Work required: Show, in full, each line of the data that contains "Avionics".

Data entries:

* Begin *

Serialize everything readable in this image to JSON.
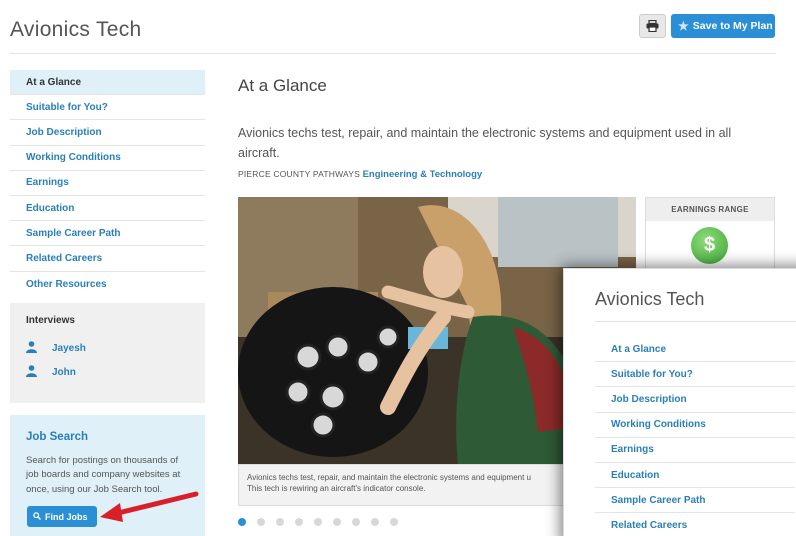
{
  "header": {
    "title": "Avionics Tech",
    "print_icon": "printer-icon",
    "save_label": "Save to My Plan",
    "save_icon": "star-icon"
  },
  "sidebar": {
    "nav": [
      {
        "label": "At a Glance",
        "active": true
      },
      {
        "label": "Suitable for You?"
      },
      {
        "label": "Job Description"
      },
      {
        "label": "Working Conditions"
      },
      {
        "label": "Earnings"
      },
      {
        "label": "Education"
      },
      {
        "label": "Sample Career Path"
      },
      {
        "label": "Related Careers"
      },
      {
        "label": "Other Resources"
      }
    ],
    "interviews": {
      "heading": "Interviews",
      "people": [
        {
          "name": "Jayesh",
          "icon": "person-icon"
        },
        {
          "name": "John",
          "icon": "person-icon"
        }
      ]
    },
    "job_search": {
      "heading": "Job Search",
      "description": "Search for postings on thousands of job boards and company websites at once, using our Job Search tool.",
      "button_label": "Find Jobs",
      "button_icon": "search-icon"
    }
  },
  "main": {
    "heading": "At a Glance",
    "summary": "Avionics techs test, repair, and maintain the electronic systems and equipment used in all aircraft.",
    "pathway_label": "PIERCE COUNTY PATHWAYS",
    "pathway_link": "Engineering & Technology",
    "caption_line1": "Avionics techs test, repair, and maintain the electronic systems and equipment u",
    "caption_line2": "This tech is rewiring an aircraft's indicator console.",
    "slide_count": 9,
    "active_slide": 1
  },
  "earnings": {
    "heading": "EARNINGS RANGE",
    "icon": "dollar-icon",
    "symbol": "$"
  },
  "zoom_inset": {
    "title": "Avionics Tech",
    "nav": [
      {
        "label": "At a Glance"
      },
      {
        "label": "Suitable for You?"
      },
      {
        "label": "Job Description"
      },
      {
        "label": "Working Conditions"
      },
      {
        "label": "Earnings"
      },
      {
        "label": "Education"
      },
      {
        "label": "Sample Career Path"
      },
      {
        "label": "Related Careers"
      }
    ]
  },
  "colors": {
    "accent": "#2b8fd6",
    "link": "#2a7fb8",
    "active_nav_bg": "#dff0f9",
    "annotation_arrow": "#d9202a"
  }
}
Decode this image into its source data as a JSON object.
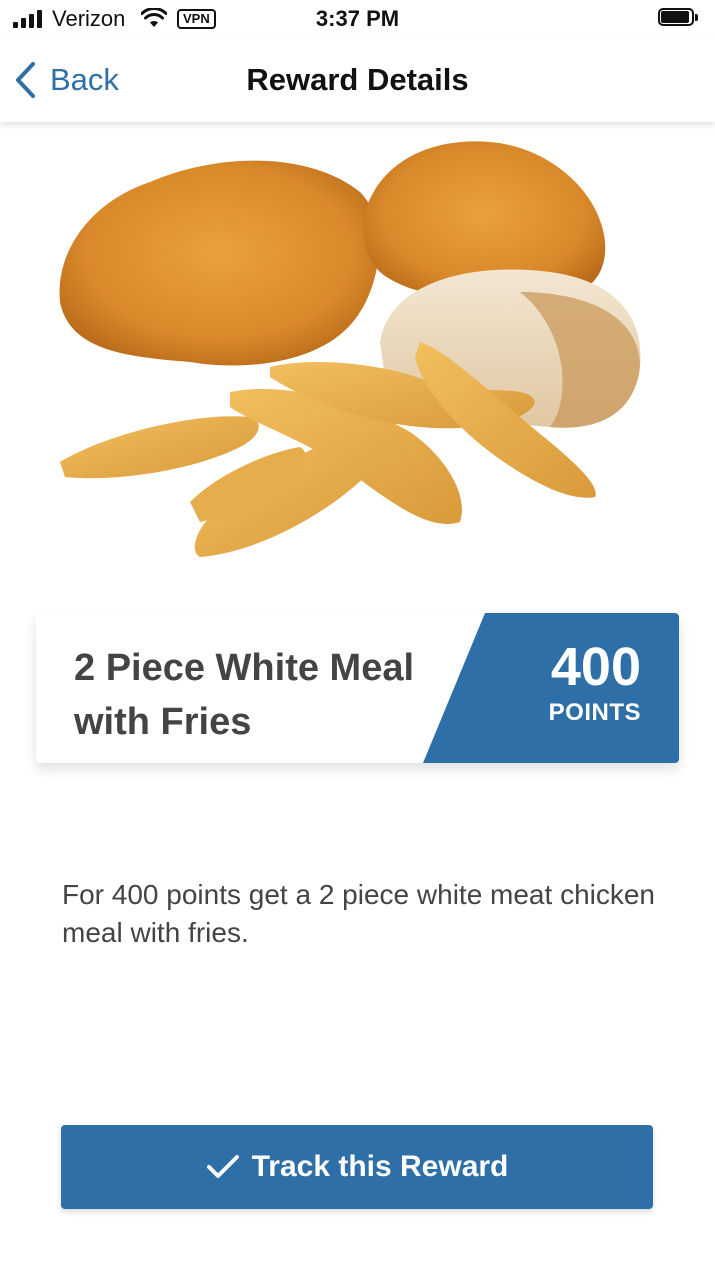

* End *

Response:
    "title": "Avionics Tech",
    "summary": "Avionics techs test, repair, and maintain the electronic systems and equipment used in all aircraft.",
    "caption_line1": "Avionics techs test, repair, and maintain the electronic systems and equipment u",
    "title": "Avionics Tech",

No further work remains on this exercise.